• _Written problem_:
Output each line of the material exactly as it stands.

• _Excerpted data_:

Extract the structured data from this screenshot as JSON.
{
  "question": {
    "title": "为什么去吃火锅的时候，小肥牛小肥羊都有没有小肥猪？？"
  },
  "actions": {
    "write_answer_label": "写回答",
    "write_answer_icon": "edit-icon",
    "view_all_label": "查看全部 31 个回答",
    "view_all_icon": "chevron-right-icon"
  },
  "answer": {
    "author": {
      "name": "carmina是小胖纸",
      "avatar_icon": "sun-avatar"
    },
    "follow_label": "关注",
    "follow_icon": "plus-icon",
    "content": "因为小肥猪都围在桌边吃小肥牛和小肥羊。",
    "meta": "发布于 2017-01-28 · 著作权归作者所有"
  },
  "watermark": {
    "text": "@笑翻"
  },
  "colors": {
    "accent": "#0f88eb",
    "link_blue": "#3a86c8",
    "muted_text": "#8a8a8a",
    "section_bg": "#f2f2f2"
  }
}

• _Expected answer_:
Extract the structured data from this screenshot as JSON.
{
  "question": {
    "title": "为什么去吃火锅的时候，小肥牛小肥羊都有没有小肥猪？？"
  },
  "actions": {
    "write_answer_label": "写回答",
    "write_answer_icon": "edit-icon",
    "view_all_label": "查看全部 31 个回答",
    "view_all_icon": "chevron-right-icon"
  },
  "answer": {
    "author": {
      "name": "carmina是小胖纸",
      "avatar_icon": "sun-avatar"
    },
    "follow_label": "关注",
    "follow_icon": "plus-icon",
    "content": "因为小肥猪都围在桌边吃小肥牛和小肥羊。",
    "meta": "发布于 2017-01-28 · 著作权归作者所有"
  },
  "watermark": {
    "text": "@笑翻"
  },
  "colors": {
    "accent": "#0f88eb",
    "link_blue": "#3a86c8",
    "muted_text": "#8a8a8a",
    "section_bg": "#f2f2f2"
  }
}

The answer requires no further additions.